**Instruction**
Retype every entry in its entirety, without alteration.

--- START OF Input data ---

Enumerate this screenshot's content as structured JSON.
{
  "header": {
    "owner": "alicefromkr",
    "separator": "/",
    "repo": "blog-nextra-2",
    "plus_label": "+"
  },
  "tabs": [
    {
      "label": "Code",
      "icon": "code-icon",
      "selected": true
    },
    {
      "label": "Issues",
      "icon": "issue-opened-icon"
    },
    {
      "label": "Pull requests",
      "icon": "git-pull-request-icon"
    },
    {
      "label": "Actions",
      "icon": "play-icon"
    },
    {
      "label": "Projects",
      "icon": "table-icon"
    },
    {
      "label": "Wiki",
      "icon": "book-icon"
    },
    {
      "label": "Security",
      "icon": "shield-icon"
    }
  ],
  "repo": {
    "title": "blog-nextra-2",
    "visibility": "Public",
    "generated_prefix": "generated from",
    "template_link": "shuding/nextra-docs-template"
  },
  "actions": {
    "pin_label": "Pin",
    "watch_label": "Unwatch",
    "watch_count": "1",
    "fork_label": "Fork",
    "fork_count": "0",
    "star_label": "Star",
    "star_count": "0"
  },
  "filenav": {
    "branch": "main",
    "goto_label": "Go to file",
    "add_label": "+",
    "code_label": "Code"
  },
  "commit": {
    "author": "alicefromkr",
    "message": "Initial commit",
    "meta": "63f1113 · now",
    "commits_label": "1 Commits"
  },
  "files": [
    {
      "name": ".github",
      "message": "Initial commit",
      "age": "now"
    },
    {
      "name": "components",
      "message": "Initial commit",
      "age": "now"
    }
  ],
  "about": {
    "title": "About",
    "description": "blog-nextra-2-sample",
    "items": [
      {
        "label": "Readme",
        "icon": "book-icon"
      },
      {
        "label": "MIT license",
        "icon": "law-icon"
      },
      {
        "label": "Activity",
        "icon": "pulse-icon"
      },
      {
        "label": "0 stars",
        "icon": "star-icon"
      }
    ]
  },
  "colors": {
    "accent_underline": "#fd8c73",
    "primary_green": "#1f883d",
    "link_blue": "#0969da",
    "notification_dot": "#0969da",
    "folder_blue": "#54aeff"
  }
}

--- END OF Input data ---

**Exercise output**
Enumerate this screenshot's content as structured JSON.
{
  "header": {
    "owner": "alicefromkr",
    "separator": "/",
    "repo": "blog-nextra-2",
    "plus_label": "+"
  },
  "tabs": [
    {
      "label": "Code",
      "icon": "code-icon",
      "selected": true
    },
    {
      "label": "Issues",
      "icon": "issue-opened-icon"
    },
    {
      "label": "Pull requests",
      "icon": "git-pull-request-icon"
    },
    {
      "label": "Actions",
      "icon": "play-icon"
    },
    {
      "label": "Projects",
      "icon": "table-icon"
    },
    {
      "label": "Wiki",
      "icon": "book-icon"
    },
    {
      "label": "Security",
      "icon": "shield-icon"
    }
  ],
  "repo": {
    "title": "blog-nextra-2",
    "visibility": "Public",
    "generated_prefix": "generated from",
    "template_link": "shuding/nextra-docs-template"
  },
  "actions": {
    "pin_label": "Pin",
    "watch_label": "Unwatch",
    "watch_count": "1",
    "fork_label": "Fork",
    "fork_count": "0",
    "star_label": "Star",
    "star_count": "0"
  },
  "filenav": {
    "branch": "main",
    "goto_label": "Go to file",
    "add_label": "+",
    "code_label": "Code"
  },
  "commit": {
    "author": "alicefromkr",
    "message": "Initial commit",
    "meta": "63f1113 · now",
    "commits_label": "1 Commits"
  },
  "files": [
    {
      "name": ".github",
      "message": "Initial commit",
      "age": "now"
    },
    {
      "name": "components",
      "message": "Initial commit",
      "age": "now"
    }
  ],
  "about": {
    "title": "About",
    "description": "blog-nextra-2-sample",
    "items": [
      {
        "label": "Readme",
        "icon": "book-icon"
      },
      {
        "label": "MIT license",
        "icon": "law-icon"
      },
      {
        "label": "Activity",
        "icon": "pulse-icon"
      },
      {
        "label": "0 stars",
        "icon": "star-icon"
      }
    ]
  },
  "colors": {
    "accent_underline": "#fd8c73",
    "primary_green": "#1f883d",
    "link_blue": "#0969da",
    "notification_dot": "#0969da",
    "folder_blue": "#54aeff"
  }
}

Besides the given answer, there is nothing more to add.